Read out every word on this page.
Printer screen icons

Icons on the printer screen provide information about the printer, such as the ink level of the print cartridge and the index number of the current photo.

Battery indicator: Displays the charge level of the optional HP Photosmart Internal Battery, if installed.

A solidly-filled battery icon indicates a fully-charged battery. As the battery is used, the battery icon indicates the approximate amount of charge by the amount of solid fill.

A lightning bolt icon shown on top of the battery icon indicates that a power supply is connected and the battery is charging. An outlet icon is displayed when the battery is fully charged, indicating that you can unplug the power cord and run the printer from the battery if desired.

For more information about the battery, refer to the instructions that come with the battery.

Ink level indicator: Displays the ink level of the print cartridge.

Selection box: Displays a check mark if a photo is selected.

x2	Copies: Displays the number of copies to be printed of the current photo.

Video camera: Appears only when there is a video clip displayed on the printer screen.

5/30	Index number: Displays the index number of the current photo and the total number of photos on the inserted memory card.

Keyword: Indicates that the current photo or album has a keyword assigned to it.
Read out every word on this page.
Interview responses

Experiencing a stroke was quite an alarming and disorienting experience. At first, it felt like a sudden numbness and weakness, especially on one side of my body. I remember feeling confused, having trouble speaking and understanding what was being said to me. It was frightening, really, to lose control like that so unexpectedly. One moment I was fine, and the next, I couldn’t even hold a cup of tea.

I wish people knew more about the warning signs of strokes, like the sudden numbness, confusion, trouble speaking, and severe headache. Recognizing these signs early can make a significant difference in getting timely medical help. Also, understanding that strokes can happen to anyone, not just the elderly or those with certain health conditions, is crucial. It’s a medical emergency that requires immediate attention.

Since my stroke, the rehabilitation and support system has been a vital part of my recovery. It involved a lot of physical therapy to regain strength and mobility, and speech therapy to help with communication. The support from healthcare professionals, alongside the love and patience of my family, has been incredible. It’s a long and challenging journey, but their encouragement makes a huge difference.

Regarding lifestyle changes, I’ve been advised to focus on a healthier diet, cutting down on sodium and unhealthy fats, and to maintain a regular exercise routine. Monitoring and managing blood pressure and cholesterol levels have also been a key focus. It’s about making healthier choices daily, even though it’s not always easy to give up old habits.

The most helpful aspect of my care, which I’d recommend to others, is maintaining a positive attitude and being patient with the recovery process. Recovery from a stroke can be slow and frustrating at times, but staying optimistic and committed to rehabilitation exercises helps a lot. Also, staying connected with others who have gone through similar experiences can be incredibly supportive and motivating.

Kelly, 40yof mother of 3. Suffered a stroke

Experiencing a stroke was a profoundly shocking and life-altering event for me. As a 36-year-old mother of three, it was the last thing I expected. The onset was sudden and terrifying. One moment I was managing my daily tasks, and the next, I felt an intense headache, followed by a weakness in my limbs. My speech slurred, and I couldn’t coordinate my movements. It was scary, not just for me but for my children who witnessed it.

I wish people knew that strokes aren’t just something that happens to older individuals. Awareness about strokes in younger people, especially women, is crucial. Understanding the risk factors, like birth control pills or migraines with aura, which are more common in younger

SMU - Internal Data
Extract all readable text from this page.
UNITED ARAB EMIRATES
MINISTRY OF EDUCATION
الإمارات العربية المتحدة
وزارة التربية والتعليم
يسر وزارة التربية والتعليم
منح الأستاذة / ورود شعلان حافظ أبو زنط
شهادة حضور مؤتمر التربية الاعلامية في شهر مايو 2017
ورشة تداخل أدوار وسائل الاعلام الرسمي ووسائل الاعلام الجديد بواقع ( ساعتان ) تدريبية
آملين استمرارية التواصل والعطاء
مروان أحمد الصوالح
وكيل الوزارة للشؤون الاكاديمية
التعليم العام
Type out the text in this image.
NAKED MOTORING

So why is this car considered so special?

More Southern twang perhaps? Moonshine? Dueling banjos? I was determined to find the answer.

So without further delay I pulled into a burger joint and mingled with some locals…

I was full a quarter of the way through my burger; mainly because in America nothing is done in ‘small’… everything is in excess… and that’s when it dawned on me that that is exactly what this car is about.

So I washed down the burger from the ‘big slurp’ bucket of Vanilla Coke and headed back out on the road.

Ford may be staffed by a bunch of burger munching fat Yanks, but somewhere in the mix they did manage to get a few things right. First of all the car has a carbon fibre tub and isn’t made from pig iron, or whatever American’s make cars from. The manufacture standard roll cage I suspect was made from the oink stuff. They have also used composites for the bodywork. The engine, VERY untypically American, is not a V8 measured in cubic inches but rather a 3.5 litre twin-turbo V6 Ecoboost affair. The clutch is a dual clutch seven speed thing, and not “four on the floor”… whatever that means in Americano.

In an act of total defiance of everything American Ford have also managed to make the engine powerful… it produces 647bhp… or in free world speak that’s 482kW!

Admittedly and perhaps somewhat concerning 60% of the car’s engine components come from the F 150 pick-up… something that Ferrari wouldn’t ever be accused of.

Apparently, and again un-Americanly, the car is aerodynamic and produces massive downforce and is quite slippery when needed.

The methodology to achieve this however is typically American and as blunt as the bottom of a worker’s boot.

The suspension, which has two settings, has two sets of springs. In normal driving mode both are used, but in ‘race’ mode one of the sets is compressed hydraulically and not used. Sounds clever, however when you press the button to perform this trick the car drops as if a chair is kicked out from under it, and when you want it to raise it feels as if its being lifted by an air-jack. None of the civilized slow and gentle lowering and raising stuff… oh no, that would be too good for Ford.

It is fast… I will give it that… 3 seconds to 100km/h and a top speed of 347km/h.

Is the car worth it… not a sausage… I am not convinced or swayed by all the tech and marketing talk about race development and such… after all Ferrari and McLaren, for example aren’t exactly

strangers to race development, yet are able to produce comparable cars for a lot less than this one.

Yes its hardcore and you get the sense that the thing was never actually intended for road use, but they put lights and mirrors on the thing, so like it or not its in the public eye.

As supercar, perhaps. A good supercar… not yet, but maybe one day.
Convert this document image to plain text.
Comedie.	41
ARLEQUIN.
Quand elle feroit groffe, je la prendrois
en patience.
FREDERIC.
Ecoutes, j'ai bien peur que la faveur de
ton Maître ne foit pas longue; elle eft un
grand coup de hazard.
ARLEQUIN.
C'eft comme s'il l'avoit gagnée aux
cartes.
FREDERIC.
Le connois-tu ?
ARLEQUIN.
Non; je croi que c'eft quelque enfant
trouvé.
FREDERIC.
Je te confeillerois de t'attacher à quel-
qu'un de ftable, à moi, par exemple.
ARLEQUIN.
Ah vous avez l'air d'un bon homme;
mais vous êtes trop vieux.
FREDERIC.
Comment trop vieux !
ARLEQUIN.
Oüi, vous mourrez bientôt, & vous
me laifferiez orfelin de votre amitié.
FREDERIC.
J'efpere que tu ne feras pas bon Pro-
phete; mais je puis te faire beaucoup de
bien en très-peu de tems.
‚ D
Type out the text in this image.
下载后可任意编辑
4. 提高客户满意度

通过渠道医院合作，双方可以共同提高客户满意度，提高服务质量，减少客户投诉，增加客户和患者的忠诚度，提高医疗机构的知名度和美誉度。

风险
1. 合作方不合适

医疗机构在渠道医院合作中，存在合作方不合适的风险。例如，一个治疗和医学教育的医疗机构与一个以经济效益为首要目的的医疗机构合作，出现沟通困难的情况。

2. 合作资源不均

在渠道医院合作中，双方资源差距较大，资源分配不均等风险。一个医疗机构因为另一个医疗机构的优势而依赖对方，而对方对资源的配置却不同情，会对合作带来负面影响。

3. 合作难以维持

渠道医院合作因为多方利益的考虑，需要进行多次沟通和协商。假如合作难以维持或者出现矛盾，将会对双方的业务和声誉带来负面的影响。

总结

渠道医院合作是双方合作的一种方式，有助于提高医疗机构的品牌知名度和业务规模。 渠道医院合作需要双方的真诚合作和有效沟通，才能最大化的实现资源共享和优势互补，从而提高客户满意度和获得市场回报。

* **What is expected**: Only a number is needed: how many lines of the material above contain "perhaps"?

* **In response**: 3